## WHAT YOU WILL DO
In the data, give back the lines from the line with "- step-number-badge: 2: [6, 56, 24, 74]" to the line with "- minimize-button[interactable]: [500, 1, 530, 23]", swapping in "step-badge" wherever "step-number-badge" appears and leaving everything else untouched.

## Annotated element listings
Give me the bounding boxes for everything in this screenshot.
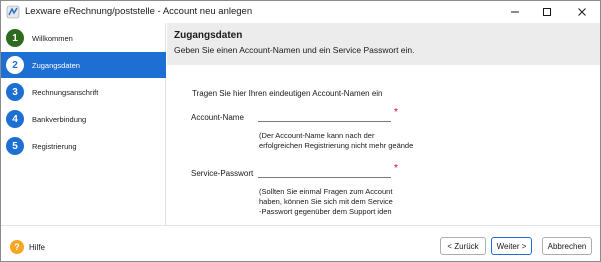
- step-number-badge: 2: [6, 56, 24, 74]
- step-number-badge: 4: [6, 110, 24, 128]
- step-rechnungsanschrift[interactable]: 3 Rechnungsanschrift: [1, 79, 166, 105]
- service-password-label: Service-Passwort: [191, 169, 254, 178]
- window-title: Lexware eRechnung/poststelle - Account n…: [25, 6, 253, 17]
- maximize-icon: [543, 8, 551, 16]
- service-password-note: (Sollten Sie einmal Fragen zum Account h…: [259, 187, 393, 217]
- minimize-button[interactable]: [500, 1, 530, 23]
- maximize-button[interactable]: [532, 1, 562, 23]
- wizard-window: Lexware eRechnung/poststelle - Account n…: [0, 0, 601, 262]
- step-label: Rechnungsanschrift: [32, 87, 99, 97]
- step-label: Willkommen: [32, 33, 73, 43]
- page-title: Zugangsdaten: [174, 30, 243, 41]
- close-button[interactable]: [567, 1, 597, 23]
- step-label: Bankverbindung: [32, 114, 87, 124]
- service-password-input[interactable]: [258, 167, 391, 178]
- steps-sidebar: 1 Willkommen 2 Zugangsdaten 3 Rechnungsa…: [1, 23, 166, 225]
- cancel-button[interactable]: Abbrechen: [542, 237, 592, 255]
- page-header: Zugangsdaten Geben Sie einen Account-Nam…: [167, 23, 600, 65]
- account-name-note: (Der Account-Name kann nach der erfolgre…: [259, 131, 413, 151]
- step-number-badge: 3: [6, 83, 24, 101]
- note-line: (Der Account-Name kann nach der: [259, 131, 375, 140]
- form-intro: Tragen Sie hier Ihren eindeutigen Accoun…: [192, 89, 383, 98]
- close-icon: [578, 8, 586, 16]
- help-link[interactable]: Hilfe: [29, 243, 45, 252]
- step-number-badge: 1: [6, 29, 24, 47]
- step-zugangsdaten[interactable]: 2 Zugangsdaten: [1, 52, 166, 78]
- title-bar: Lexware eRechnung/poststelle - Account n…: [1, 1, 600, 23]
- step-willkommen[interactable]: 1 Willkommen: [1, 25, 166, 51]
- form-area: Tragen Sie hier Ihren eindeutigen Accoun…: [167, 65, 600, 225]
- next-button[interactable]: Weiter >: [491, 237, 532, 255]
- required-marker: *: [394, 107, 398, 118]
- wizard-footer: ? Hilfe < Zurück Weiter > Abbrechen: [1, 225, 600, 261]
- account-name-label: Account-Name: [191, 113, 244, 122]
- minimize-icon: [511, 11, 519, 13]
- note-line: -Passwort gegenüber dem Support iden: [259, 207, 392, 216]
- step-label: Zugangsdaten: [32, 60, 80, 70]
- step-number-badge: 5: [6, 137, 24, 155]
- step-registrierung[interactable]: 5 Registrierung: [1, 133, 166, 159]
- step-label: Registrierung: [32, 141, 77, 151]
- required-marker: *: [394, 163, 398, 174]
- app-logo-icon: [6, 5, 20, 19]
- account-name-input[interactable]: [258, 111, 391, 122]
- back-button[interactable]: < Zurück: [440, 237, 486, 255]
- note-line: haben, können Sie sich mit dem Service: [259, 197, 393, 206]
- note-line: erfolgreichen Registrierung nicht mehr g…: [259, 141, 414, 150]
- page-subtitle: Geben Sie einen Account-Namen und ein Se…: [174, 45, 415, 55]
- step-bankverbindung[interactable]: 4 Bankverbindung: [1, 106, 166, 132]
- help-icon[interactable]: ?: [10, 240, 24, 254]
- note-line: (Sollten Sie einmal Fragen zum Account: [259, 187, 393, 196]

...

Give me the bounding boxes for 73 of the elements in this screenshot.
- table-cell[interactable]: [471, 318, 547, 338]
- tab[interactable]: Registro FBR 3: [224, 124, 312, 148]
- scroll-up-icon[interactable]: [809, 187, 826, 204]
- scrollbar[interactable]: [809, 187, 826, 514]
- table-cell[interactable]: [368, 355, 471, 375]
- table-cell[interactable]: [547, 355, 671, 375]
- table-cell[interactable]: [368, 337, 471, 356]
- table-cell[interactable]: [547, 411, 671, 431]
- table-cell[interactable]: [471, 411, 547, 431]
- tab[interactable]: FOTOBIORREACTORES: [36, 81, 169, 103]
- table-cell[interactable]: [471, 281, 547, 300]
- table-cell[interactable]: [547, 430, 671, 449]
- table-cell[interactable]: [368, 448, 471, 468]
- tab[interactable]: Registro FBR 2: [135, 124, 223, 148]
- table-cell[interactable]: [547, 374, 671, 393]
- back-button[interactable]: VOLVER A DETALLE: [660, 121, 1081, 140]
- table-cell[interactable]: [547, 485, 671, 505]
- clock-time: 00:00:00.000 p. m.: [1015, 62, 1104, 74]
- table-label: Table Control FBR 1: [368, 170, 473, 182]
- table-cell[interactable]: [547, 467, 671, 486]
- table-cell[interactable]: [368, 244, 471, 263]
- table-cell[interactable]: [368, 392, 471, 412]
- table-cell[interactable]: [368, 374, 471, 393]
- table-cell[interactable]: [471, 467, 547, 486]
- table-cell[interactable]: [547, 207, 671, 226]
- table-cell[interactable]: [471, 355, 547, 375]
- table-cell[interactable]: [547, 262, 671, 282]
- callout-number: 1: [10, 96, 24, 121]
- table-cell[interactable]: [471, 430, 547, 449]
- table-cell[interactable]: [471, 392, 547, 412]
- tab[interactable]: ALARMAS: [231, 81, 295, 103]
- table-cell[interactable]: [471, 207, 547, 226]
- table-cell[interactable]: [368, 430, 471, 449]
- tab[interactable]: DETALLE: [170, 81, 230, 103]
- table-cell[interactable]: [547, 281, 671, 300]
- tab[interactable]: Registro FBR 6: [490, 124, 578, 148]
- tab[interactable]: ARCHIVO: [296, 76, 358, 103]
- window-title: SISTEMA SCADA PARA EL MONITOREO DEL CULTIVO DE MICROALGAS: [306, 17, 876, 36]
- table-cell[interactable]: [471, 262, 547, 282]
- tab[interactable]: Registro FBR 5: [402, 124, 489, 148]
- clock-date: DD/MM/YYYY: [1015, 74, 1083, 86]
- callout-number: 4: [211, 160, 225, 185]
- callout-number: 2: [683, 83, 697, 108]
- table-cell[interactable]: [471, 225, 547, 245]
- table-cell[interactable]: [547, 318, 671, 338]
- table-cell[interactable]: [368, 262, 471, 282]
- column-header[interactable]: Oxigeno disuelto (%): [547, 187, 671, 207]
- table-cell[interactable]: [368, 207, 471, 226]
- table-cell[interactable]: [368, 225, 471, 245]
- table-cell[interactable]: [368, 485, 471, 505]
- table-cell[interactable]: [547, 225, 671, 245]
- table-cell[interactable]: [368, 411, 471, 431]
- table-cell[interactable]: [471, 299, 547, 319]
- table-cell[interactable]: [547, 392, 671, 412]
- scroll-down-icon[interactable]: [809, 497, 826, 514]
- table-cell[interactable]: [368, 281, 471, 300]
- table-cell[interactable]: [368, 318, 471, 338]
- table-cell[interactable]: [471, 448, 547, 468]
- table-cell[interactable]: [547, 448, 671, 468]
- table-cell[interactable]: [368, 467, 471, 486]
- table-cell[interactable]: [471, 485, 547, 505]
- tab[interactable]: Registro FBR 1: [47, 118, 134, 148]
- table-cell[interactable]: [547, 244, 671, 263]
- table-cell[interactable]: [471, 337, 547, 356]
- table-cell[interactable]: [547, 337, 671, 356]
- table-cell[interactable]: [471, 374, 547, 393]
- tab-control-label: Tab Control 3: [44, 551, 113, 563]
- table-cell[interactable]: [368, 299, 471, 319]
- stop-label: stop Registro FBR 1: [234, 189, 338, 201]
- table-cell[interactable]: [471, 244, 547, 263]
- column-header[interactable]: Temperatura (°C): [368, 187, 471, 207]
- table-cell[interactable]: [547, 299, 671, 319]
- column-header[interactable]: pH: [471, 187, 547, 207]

## RESULT
- step-badge: 2: [6, 56, 24, 74]
- step-badge: 4: [6, 110, 24, 128]
- step-rechnungsanschrift[interactable]: 3 Rechnungsanschrift: [1, 79, 166, 105]
- service-password-label: Service-Passwort: [191, 169, 254, 178]
- window-title: Lexware eRechnung/poststelle - Account n…: [25, 6, 253, 17]
- maximize-icon: [543, 8, 551, 16]
- service-password-note: (Sollten Sie einmal Fragen zum Account h…: [259, 187, 393, 217]
- minimize-button[interactable]: [500, 1, 530, 23]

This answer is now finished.